[Records contained in a dataset]
-- start --
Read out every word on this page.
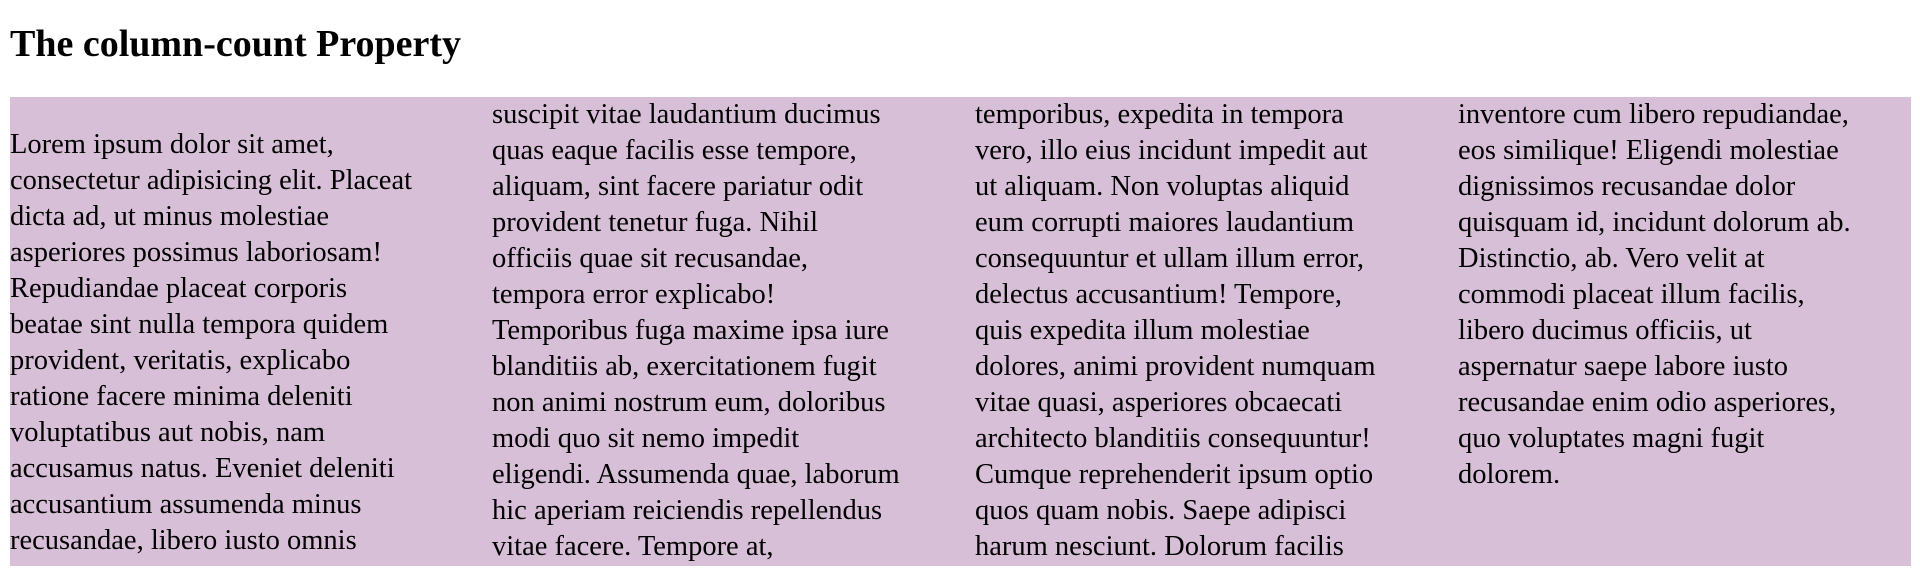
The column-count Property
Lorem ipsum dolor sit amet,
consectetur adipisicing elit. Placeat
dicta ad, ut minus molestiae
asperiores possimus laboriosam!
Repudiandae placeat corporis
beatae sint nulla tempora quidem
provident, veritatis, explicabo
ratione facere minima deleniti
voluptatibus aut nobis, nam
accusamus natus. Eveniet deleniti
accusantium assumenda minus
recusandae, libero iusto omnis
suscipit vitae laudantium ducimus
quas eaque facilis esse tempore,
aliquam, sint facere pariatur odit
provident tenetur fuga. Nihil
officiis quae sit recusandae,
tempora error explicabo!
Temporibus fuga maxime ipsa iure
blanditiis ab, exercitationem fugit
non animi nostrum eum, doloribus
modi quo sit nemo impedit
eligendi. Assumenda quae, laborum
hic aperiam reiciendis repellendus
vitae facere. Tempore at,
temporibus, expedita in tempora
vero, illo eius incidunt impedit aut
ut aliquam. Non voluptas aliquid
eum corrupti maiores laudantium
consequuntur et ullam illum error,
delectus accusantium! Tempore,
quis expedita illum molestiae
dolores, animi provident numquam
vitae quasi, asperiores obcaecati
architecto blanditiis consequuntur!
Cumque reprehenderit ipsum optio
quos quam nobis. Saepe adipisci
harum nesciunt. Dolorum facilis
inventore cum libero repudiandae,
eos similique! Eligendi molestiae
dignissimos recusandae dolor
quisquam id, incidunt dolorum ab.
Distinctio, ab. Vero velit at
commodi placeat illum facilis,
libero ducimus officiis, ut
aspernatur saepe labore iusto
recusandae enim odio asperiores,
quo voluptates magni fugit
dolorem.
-- end --
-- start --
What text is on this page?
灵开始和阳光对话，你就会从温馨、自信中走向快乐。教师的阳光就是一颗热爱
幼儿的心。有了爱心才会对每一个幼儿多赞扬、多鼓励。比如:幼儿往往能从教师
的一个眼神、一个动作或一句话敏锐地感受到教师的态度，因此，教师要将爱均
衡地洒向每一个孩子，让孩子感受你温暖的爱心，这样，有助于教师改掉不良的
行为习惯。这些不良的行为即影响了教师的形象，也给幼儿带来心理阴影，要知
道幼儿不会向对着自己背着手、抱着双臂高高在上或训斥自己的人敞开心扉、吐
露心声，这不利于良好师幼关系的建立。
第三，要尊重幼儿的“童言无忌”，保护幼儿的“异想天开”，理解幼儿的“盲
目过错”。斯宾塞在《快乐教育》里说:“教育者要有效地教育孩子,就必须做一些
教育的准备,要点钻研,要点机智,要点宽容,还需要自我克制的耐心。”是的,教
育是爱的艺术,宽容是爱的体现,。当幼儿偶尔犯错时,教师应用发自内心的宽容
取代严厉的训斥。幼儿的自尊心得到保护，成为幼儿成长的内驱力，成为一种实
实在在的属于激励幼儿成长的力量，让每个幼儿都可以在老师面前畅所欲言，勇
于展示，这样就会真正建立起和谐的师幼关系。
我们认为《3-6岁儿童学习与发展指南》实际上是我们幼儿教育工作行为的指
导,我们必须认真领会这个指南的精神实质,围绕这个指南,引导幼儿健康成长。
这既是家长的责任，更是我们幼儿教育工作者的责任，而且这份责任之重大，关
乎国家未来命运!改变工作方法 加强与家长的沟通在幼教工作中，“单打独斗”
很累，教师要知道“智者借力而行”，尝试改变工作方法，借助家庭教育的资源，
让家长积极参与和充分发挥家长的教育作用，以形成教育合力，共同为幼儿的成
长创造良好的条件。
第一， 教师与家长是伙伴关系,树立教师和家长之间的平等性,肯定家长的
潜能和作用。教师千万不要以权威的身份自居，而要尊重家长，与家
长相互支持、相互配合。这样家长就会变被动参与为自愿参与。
-- end --
Only a number is wanted: how many lines contain the word "provident"?

3